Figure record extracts

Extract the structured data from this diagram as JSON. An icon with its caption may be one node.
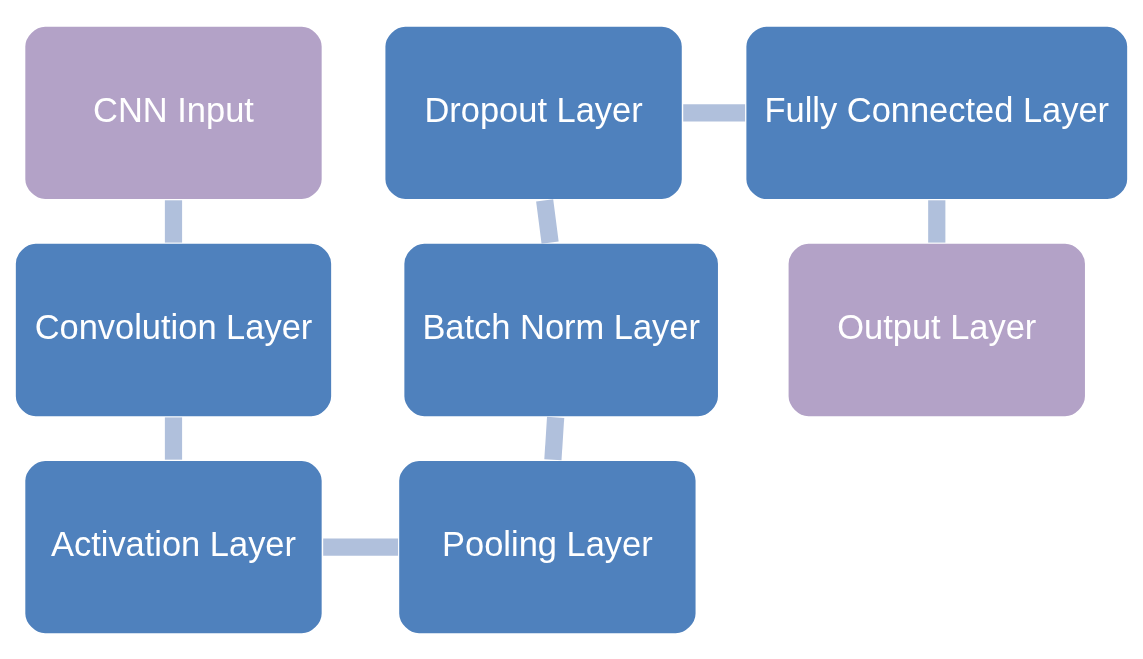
{
  "diagram": {
    "nodes": [
      {
        "text": [
          "CNN Input"
        ]
      },
      {
        "text": [
          "Convolution Layer"
        ]
      },
      {
        "text": [
          "Activation Layer"
        ]
      },
      {
        "text": [
          "Pooling Layer"
        ]
      },
      {
        "text": [
          "Batch Norm Layer"
        ]
      },
      {
        "text": [
          "Dropout Layer"
        ]
      },
      {
        "text": [
          "Fully Connected Layer"
        ]
      },
      {
        "text": [
          "Output Layer"
        ]
      }
    ],
    "edges": [
      {
        "from": 0,
        "to": 1,
        "arrow": "none"
      },
      {
        "from": 1,
        "to": 2,
        "arrow": "none"
      },
      {
        "from": 2,
        "to": 3,
        "arrow": "none"
      },
      {
        "from": 3,
        "to": 4,
        "arrow": "none"
      },
      {
        "from": 4,
        "to": 5,
        "arrow": "none"
      },
      {
        "from": 5,
        "to": 6,
        "arrow": "none"
      },
      {
        "from": 6,
        "to": 7,
        "arrow": "none"
      }
    ]
  }
}
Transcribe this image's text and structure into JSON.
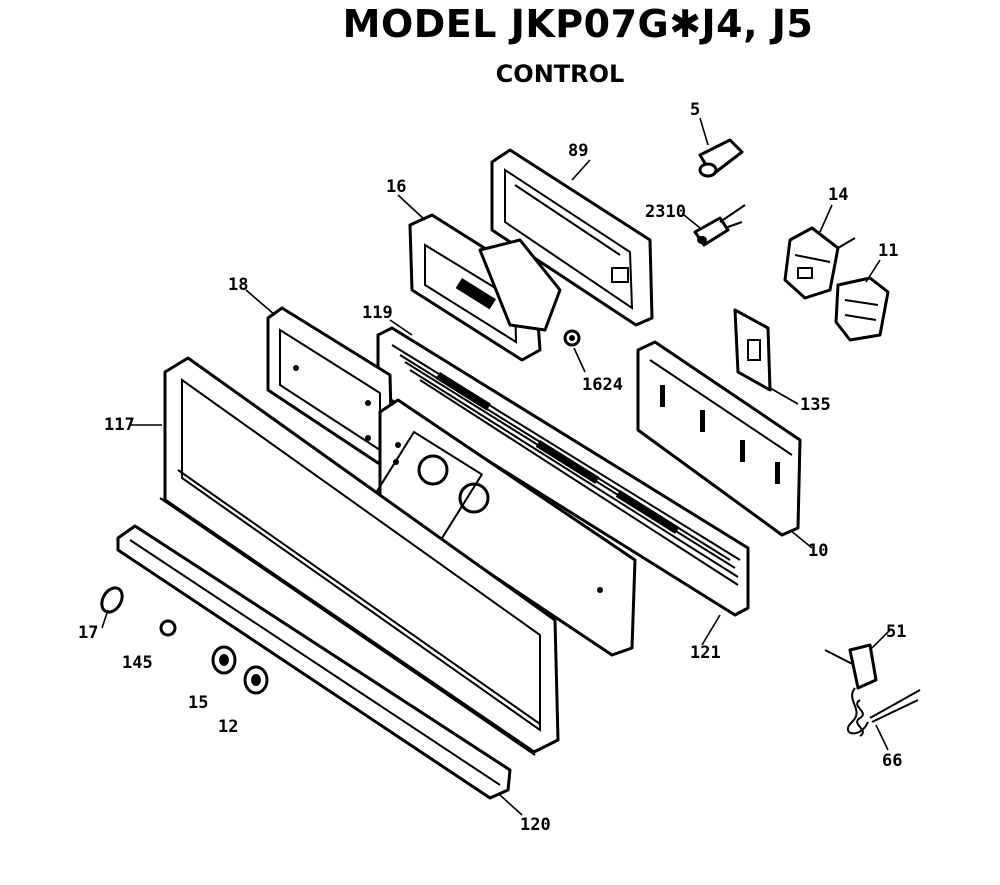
{
  "title": "MODEL JKP07G✱J4, J5",
  "section": "CONTROL",
  "labels": {
    "p5": "5",
    "p89": "89",
    "p16": "16",
    "p2310": "2310",
    "p14": "14",
    "p11": "11",
    "p18": "18",
    "p119": "119",
    "p1624": "1624",
    "p135": "135",
    "p117": "117",
    "p10": "10",
    "p17": "17",
    "p145": "145",
    "p15": "15",
    "p12": "12",
    "p121": "121",
    "p51": "51",
    "p66": "66",
    "p120": "120"
  }
}
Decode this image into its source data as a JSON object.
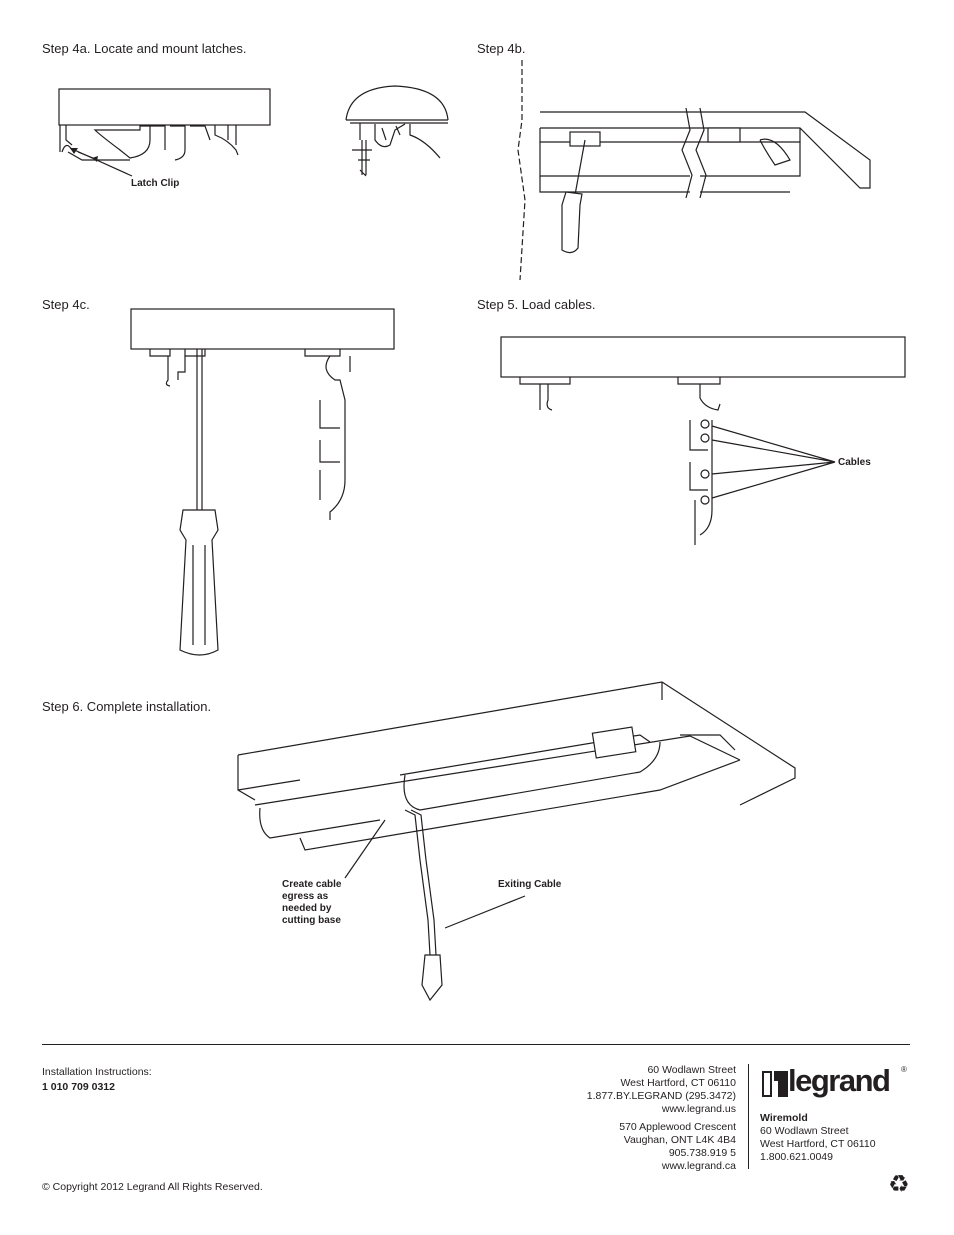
{
  "steps": {
    "s4a": "Step 4a. Locate and mount latches.",
    "s4b": "Step 4b.",
    "s4c": "Step 4c.",
    "s5": "Step 5.   Load cables.",
    "s6": "Step 6.   Complete installation."
  },
  "labels": {
    "latch_clip": "Latch Clip",
    "cables": "Cables",
    "create_cable": [
      "Create cable",
      "egress as",
      "needed by",
      "cutting base"
    ],
    "exiting_cable": "Exiting Cable"
  },
  "footer": {
    "instructions_label": "Installation Instructions:",
    "doc_number": "1 010 709  0312",
    "copyright": "© Copyright 2012  Legrand  All Rights Reserved.",
    "us_address": [
      "60 Wodlawn Street",
      "West Hartford, CT 06110",
      "1.877.BY.LEGRAND (295.3472)",
      "www.legrand.us"
    ],
    "ca_address": [
      "570 Applewood Crescent",
      "Vaughan, ONT L4K 4B4",
      "905.738.919 5",
      "www.legrand.ca"
    ],
    "brand": "legrand",
    "wiremold_title": "Wiremold",
    "wiremold_address": [
      "60 Wodlawn Street",
      "West Hartford, CT 06110",
      "1.800.621.0049"
    ]
  },
  "icons": {
    "logo": "legrand-logo",
    "recycle": "recycle-icon"
  }
}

● What is required
Quote the preceding listing precisely and completely, omitting its images.

● Complete answer
Extract the structured data from this diagram as JSON. An icon with its caption may be one node.
{
  "diagram": {
    "nodes": [
      {
        "text": [
          "CNN Input"
        ]
      },
      {
        "text": [
          "Convolution Layer"
        ]
      },
      {
        "text": [
          "Activation Layer"
        ]
      },
      {
        "text": [
          "Pooling Layer"
        ]
      },
      {
        "text": [
          "Batch Norm Layer"
        ]
      },
      {
        "text": [
          "Dropout Layer"
        ]
      },
      {
        "text": [
          "Fully Connected Layer"
        ]
      },
      {
        "text": [
          "Output Layer"
        ]
      }
    ],
    "edges": [
      {
        "from": 0,
        "to": 1,
        "arrow": "none"
      },
      {
        "from": 1,
        "to": 2,
        "arrow": "none"
      },
      {
        "from": 2,
        "to": 3,
        "arrow": "none"
      },
      {
        "from": 3,
        "to": 4,
        "arrow": "none"
      },
      {
        "from": 4,
        "to": 5,
        "arrow": "none"
      },
      {
        "from": 5,
        "to": 6,
        "arrow": "none"
      },
      {
        "from": 6,
        "to": 7,
        "arrow": "none"
      }
    ]
  }
}
Transcribe this image's text and structure into JSON.
{
  "title": "MODEL JKP07G✱J4, J5",
  "section": "CONTROL",
  "labels": {
    "p5": "5",
    "p89": "89",
    "p16": "16",
    "p2310": "2310",
    "p14": "14",
    "p11": "11",
    "p18": "18",
    "p119": "119",
    "p1624": "1624",
    "p135": "135",
    "p117": "117",
    "p10": "10",
    "p17": "17",
    "p145": "145",
    "p15": "15",
    "p12": "12",
    "p121": "121",
    "p51": "51",
    "p66": "66",
    "p120": "120"
  }
}
Decode this image into its source data as a JSON object.
{
  "steps": {
    "s4a": "Step 4a. Locate and mount latches.",
    "s4b": "Step 4b.",
    "s4c": "Step 4c.",
    "s5": "Step 5.   Load cables.",
    "s6": "Step 6.   Complete installation."
  },
  "labels": {
    "latch_clip": "Latch Clip",
    "cables": "Cables",
    "create_cable": [
      "Create cable",
      "egress as",
      "needed by",
      "cutting base"
    ],
    "exiting_cable": "Exiting Cable"
  },
  "footer": {
    "instructions_label": "Installation Instructions:",
    "doc_number": "1 010 709  0312",
    "copyright": "© Copyright 2012  Legrand  All Rights Reserved.",
    "us_address": [
      "60 Wodlawn Street",
      "West Hartford, CT 06110",
      "1.877.BY.LEGRAND (295.3472)",
      "www.legrand.us"
    ],
    "ca_address": [
      "570 Applewood Crescent",
      "Vaughan, ONT L4K 4B4",
      "905.738.919 5",
      "www.legrand.ca"
    ],
    "brand": "legrand",
    "wiremold_title": "Wiremold",
    "wiremold_address": [
      "60 Wodlawn Street",
      "West Hartford, CT 06110",
      "1.800.621.0049"
    ]
  },
  "icons": {
    "logo": "legrand-logo",
    "recycle": "recycle-icon"
  }
}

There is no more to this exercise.